Written instruction: Only the number is wanted: count the lines that contain "diariooficial".

>> Begin Stored data

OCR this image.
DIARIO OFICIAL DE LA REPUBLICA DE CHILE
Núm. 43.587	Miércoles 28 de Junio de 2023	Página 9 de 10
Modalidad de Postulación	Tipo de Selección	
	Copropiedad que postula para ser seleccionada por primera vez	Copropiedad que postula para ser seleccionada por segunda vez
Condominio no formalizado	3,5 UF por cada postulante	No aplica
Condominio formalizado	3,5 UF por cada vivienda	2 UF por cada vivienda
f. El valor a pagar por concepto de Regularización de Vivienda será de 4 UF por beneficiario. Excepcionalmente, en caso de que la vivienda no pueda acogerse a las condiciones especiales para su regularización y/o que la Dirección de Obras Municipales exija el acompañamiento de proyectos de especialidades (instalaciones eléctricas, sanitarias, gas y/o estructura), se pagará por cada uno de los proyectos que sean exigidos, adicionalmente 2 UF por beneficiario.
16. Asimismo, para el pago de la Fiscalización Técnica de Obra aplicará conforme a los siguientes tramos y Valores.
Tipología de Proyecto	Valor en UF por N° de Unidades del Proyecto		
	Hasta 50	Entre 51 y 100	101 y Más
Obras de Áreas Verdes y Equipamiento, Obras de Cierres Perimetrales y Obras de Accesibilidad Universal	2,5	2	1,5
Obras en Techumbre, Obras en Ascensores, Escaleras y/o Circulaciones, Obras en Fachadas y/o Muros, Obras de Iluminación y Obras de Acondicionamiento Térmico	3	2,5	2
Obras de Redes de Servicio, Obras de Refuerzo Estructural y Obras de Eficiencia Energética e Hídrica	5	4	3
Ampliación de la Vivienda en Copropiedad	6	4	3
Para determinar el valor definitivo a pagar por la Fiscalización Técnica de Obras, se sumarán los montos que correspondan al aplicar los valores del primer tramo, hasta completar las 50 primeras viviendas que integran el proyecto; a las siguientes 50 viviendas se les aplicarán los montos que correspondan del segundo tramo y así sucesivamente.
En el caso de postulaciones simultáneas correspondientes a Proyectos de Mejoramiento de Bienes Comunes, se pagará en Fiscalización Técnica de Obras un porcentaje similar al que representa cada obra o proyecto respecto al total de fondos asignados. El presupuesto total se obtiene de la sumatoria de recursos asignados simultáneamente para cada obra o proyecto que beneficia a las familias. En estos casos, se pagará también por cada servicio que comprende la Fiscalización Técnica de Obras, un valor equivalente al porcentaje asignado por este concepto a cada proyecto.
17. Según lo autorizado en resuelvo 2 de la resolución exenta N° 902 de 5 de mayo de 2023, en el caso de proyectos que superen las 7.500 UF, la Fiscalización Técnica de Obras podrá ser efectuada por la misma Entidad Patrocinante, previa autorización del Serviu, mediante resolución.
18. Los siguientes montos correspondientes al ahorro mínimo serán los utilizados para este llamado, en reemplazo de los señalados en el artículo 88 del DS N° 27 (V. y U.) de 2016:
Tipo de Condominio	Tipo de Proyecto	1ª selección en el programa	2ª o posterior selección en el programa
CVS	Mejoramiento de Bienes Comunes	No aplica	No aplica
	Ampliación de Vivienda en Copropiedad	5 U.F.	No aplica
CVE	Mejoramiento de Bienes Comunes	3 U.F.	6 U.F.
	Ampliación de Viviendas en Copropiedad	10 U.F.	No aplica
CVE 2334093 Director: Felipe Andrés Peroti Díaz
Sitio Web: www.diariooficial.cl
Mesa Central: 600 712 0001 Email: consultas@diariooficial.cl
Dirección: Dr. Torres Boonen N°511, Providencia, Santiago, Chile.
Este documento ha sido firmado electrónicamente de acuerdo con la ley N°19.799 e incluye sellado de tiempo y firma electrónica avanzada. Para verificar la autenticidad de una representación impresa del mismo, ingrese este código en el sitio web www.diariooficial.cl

>> End Stored data

Final result: 3